§ **PROBLEM REQUIREMENTS**
Collect all the lines that mention the word "zijn".

§ **AVAILABLE RECORDS**
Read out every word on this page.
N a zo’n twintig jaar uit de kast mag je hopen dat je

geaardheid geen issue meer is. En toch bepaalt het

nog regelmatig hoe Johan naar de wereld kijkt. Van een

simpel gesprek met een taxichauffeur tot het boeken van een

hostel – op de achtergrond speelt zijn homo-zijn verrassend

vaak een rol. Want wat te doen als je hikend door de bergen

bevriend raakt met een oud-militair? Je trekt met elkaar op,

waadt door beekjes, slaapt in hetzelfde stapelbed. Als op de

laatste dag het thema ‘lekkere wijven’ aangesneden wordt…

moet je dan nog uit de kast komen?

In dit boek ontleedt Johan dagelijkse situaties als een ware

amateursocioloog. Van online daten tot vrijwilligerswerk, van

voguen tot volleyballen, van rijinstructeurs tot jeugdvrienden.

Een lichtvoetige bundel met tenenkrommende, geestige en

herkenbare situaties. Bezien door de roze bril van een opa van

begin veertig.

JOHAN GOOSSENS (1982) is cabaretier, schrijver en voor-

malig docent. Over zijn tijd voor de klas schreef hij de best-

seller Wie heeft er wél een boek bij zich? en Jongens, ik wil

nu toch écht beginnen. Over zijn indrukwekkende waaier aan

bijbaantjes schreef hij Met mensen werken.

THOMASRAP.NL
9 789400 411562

§ **WORKED SOLUTION**
hostel – op de achtergrond speelt zijn homo-zijn verrassend
malig docent. Over zijn tijd voor de klas schreef hij de best-
nu toch écht beginnen. Over zijn indrukwekkende waaier aan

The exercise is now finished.